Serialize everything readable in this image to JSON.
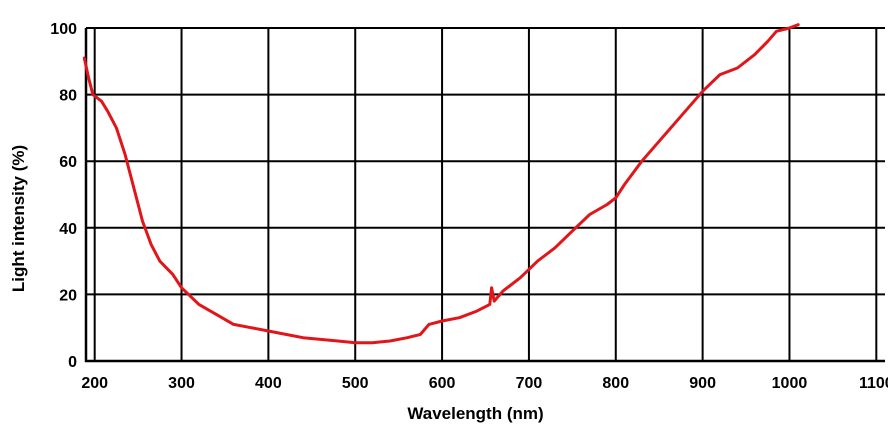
{
  "chart_data": {
    "type": "line",
    "title": "",
    "xlabel": "Wavelength (nm)",
    "ylabel": "Light intensity (%)",
    "xlim": [
      190,
      1110
    ],
    "ylim": [
      0,
      100
    ],
    "x_ticks": [
      200,
      300,
      400,
      500,
      600,
      700,
      800,
      900,
      1000,
      1100
    ],
    "y_ticks": [
      0,
      20,
      40,
      60,
      80,
      100
    ],
    "x_tick_labels": [
      "200",
      "300",
      "400",
      "500",
      "600",
      "700",
      "800",
      "900",
      "1000",
      "1100"
    ],
    "y_tick_labels": [
      "0",
      "20",
      "40",
      "60",
      "80",
      "100"
    ],
    "grid": true,
    "line_color": "#e0161b",
    "series": [
      {
        "x": [
          188,
          193,
          198,
          203,
          208,
          215,
          225,
          235,
          245,
          255,
          265,
          275,
          290,
          300,
          320,
          340,
          360,
          380,
          400,
          420,
          440,
          460,
          480,
          500,
          520,
          540,
          560,
          575,
          585,
          600,
          620,
          640,
          655,
          657,
          660,
          670,
          690,
          710,
          730,
          750,
          770,
          790,
          800,
          810,
          830,
          850,
          870,
          890,
          900,
          920,
          940,
          960,
          975,
          985,
          1000,
          1010
        ],
        "y": [
          91,
          85,
          80,
          79,
          78,
          75,
          70,
          62,
          52,
          42,
          35,
          30,
          26,
          22,
          17,
          14,
          11,
          10,
          9,
          8,
          7,
          6.5,
          6,
          5.5,
          5.5,
          6,
          7,
          8,
          11,
          12,
          13,
          15,
          17,
          22,
          18,
          21,
          25,
          30,
          34,
          39,
          44,
          47,
          49,
          53,
          60,
          66,
          72,
          78,
          81,
          86,
          88,
          92,
          96,
          99,
          100,
          101
        ]
      }
    ]
  }
}
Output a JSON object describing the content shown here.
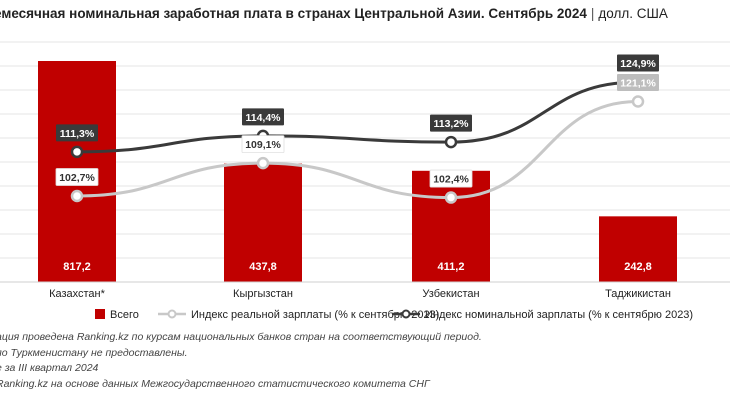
{
  "title": {
    "main": "емесячная номинальная заработная плата в странах Центральной Азии. Сентябрь 2024",
    "separator": "|",
    "unit": "долл. США"
  },
  "colors": {
    "bar": "#c00000",
    "nominal_line": "#3a3a3a",
    "real_line": "#c8c8c8",
    "nominal_tag": "#3a3a3a",
    "real_tag_dark": "#ffffff",
    "real_tag_last": "#bdbdbd",
    "grid": "#e6e6e6"
  },
  "chart_data": {
    "type": "bar",
    "categories": [
      "Казахстан*",
      "Кыргызстан",
      "Узбекистан",
      "Таджикистан"
    ],
    "series": [
      {
        "name": "Всего",
        "type": "bar",
        "values": [
          817.2,
          437.8,
          411.2,
          242.8
        ],
        "labels": [
          "817,2",
          "437,8",
          "411,2",
          "242,8"
        ]
      },
      {
        "name": "Индекс реальной зарплаты (% к сентябрю 2023)",
        "type": "line",
        "values": [
          102.7,
          109.1,
          102.4,
          121.1
        ],
        "labels": [
          "102,7%",
          "109,1%",
          "102,4%",
          "121,1%"
        ]
      },
      {
        "name": "Индекс номинальной зарплаты (% к сентябрю 2023)",
        "type": "line",
        "values": [
          111.3,
          114.4,
          113.2,
          124.9
        ],
        "labels": [
          "111,3%",
          "114,4%",
          "113,2%",
          "124,9%"
        ]
      }
    ],
    "grid": true,
    "legend_position": "bottom"
  },
  "notes": [
    "ация проведена Ranking.kz по курсам национальных банков стран на соответствующий период.",
    "по Туркменистану не предоставлены.",
    "е за III квартал 2024",
    "Ranking.kz на основе данных Межгосударственного статистического комитета СНГ"
  ]
}
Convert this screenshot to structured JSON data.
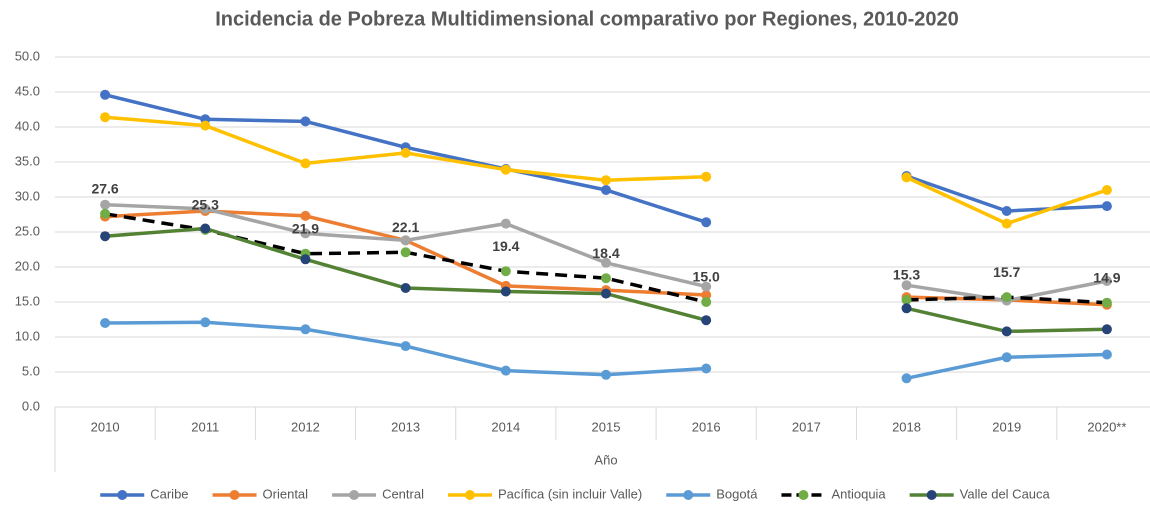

====

Print each line from the one containing "Output a JSON" through the last line of the listing, both included, exactly and with no pictures.

● FULL SOLUTION
Output a JSON object describing the content shown here.
{
  "title": {
    "main": "емесячная номинальная заработная плата в странах Центральной Азии. Сентябрь 2024",
    "separator": "|",
    "unit": "долл. США"
  },
  "colors": {
    "bar": "#c00000",
    "nominal_line": "#3a3a3a",
    "real_line": "#c8c8c8",
    "nominal_tag": "#3a3a3a",
    "real_tag_dark": "#ffffff",
    "real_tag_last": "#bdbdbd",
    "grid": "#e6e6e6"
  },
  "chart_data": {
    "type": "bar",
    "categories": [
      "Казахстан*",
      "Кыргызстан",
      "Узбекистан",
      "Таджикистан"
    ],
    "series": [
      {
        "name": "Всего",
        "type": "bar",
        "values": [
          817.2,
          437.8,
          411.2,
          242.8
        ],
        "labels": [
          "817,2",
          "437,8",
          "411,2",
          "242,8"
        ]
      },
      {
        "name": "Индекс реальной зарплаты (% к сентябрю 2023)",
        "type": "line",
        "values": [
          102.7,
          109.1,
          102.4,
          121.1
        ],
        "labels": [
          "102,7%",
          "109,1%",
          "102,4%",
          "121,1%"
        ]
      },
      {
        "name": "Индекс номинальной зарплаты (% к сентябрю 2023)",
        "type": "line",
        "values": [
          111.3,
          114.4,
          113.2,
          124.9
        ],
        "labels": [
          "111,3%",
          "114,4%",
          "113,2%",
          "124,9%"
        ]
      }
    ],
    "grid": true,
    "legend_position": "bottom"
  },
  "notes": [
    "ация проведена Ranking.kz по курсам национальных банков стран на соответствующий период.",
    "по Туркменистану не предоставлены.",
    "е за III квартал 2024",
    "Ranking.kz на основе данных Межгосударственного статистического комитета СНГ"
  ]
}
Convert this screenshot to structured JSON data.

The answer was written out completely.